— START DATASET —

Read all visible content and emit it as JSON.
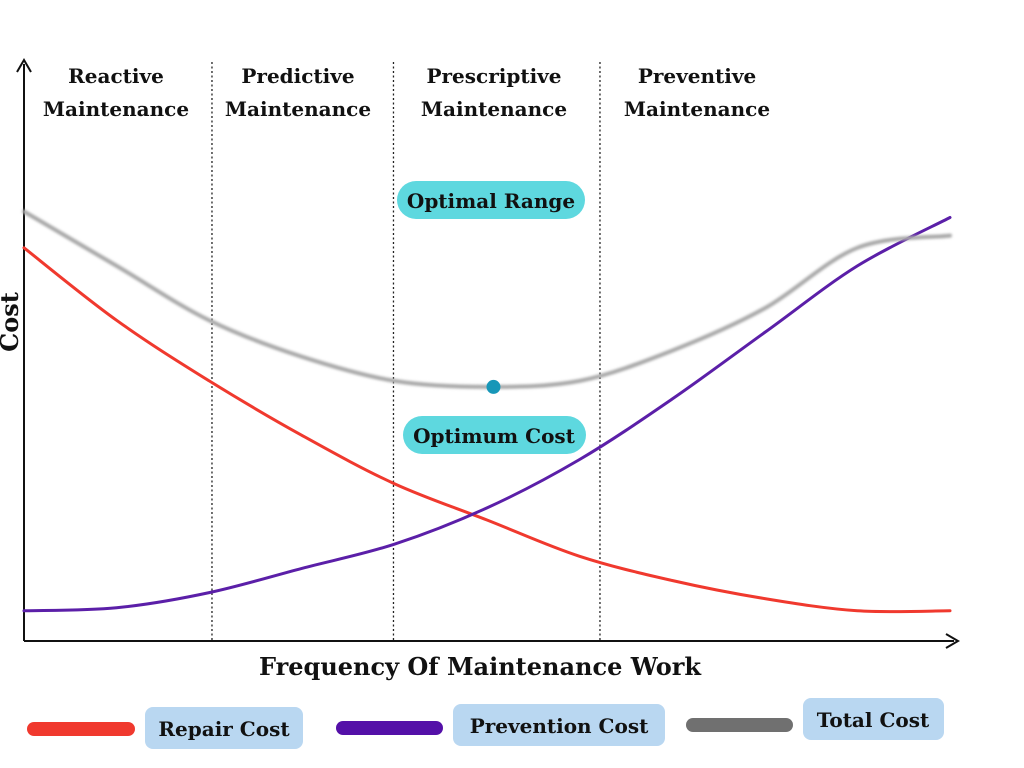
{
  "chart_data": {
    "type": "line",
    "x_range": [
      0,
      100
    ],
    "y_range": [
      0,
      100
    ],
    "ylabel": "Cost",
    "xlabel": "Frequency Of Maintenance Work",
    "grid": false,
    "legend_position": "bottom",
    "phases": [
      {
        "label": [
          "Reactive",
          "Maintenance"
        ],
        "x_start": 0,
        "x_end": 20.3
      },
      {
        "label": [
          "Predictive",
          "Maintenance"
        ],
        "x_start": 20.3,
        "x_end": 39.9
      },
      {
        "label": [
          "Prescriptive",
          "Maintenance"
        ],
        "x_start": 39.9,
        "x_end": 62.2
      },
      {
        "label": [
          "Preventive",
          "Maintenance"
        ],
        "x_start": 62.2,
        "x_end": 100
      }
    ],
    "series": [
      {
        "name": "Repair Cost",
        "color": "#f0392e",
        "x": [
          0,
          10,
          20,
          30,
          40,
          50,
          60,
          70,
          80,
          90,
          100
        ],
        "values": [
          65,
          53,
          43,
          34,
          26,
          20,
          14,
          10,
          7,
          5,
          5
        ]
      },
      {
        "name": "Prevention Cost",
        "color": "#5b1fa8",
        "x": [
          0,
          10,
          20,
          30,
          40,
          50,
          60,
          70,
          80,
          90,
          100
        ],
        "values": [
          5,
          5.5,
          8,
          12,
          16,
          22,
          30,
          40,
          51,
          62,
          70
        ]
      },
      {
        "name": "Total Cost",
        "color": "#a8a8a8",
        "x": [
          0,
          10,
          20,
          30,
          40,
          50,
          60,
          70,
          80,
          90,
          100
        ],
        "values": [
          71,
          62,
          53,
          47,
          43,
          42,
          43,
          48,
          55,
          65,
          67
        ]
      }
    ],
    "annotations": [
      {
        "text": "Optimal Range",
        "color": "#5ed8df"
      },
      {
        "text": "Optimum Cost",
        "color": "#5ed8df",
        "x": 50.7,
        "y": 42
      }
    ],
    "optimum_marker_color": "#1797b8"
  },
  "legend": {
    "items": [
      {
        "label": "Repair Cost",
        "swatch_color": "#f0392e",
        "box_color": "#b9d7f1"
      },
      {
        "label": "Prevention Cost",
        "swatch_color": "#5410a8",
        "box_color": "#b9d7f1"
      },
      {
        "label": "Total Cost",
        "swatch_color": "#707070",
        "box_color": "#b9d7f1"
      }
    ]
  }
}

— END DATASET —

Extract all the entries word for word; omit any pictures.

ANSWER TO THIS EXERCISE
Read all visible content and emit it as JSON.
{
  "chart_data": {
    "type": "line",
    "x_range": [
      0,
      100
    ],
    "y_range": [
      0,
      100
    ],
    "ylabel": "Cost",
    "xlabel": "Frequency Of Maintenance Work",
    "grid": false,
    "legend_position": "bottom",
    "phases": [
      {
        "label": [
          "Reactive",
          "Maintenance"
        ],
        "x_start": 0,
        "x_end": 20.3
      },
      {
        "label": [
          "Predictive",
          "Maintenance"
        ],
        "x_start": 20.3,
        "x_end": 39.9
      },
      {
        "label": [
          "Prescriptive",
          "Maintenance"
        ],
        "x_start": 39.9,
        "x_end": 62.2
      },
      {
        "label": [
          "Preventive",
          "Maintenance"
        ],
        "x_start": 62.2,
        "x_end": 100
      }
    ],
    "series": [
      {
        "name": "Repair Cost",
        "color": "#f0392e",
        "x": [
          0,
          10,
          20,
          30,
          40,
          50,
          60,
          70,
          80,
          90,
          100
        ],
        "values": [
          65,
          53,
          43,
          34,
          26,
          20,
          14,
          10,
          7,
          5,
          5
        ]
      },
      {
        "name": "Prevention Cost",
        "color": "#5b1fa8",
        "x": [
          0,
          10,
          20,
          30,
          40,
          50,
          60,
          70,
          80,
          90,
          100
        ],
        "values": [
          5,
          5.5,
          8,
          12,
          16,
          22,
          30,
          40,
          51,
          62,
          70
        ]
      },
      {
        "name": "Total Cost",
        "color": "#a8a8a8",
        "x": [
          0,
          10,
          20,
          30,
          40,
          50,
          60,
          70,
          80,
          90,
          100
        ],
        "values": [
          71,
          62,
          53,
          47,
          43,
          42,
          43,
          48,
          55,
          65,
          67
        ]
      }
    ],
    "annotations": [
      {
        "text": "Optimal Range",
        "color": "#5ed8df"
      },
      {
        "text": "Optimum Cost",
        "color": "#5ed8df",
        "x": 50.7,
        "y": 42
      }
    ],
    "optimum_marker_color": "#1797b8"
  },
  "legend": {
    "items": [
      {
        "label": "Repair Cost",
        "swatch_color": "#f0392e",
        "box_color": "#b9d7f1"
      },
      {
        "label": "Prevention Cost",
        "swatch_color": "#5410a8",
        "box_color": "#b9d7f1"
      },
      {
        "label": "Total Cost",
        "swatch_color": "#707070",
        "box_color": "#b9d7f1"
      }
    ]
  }
}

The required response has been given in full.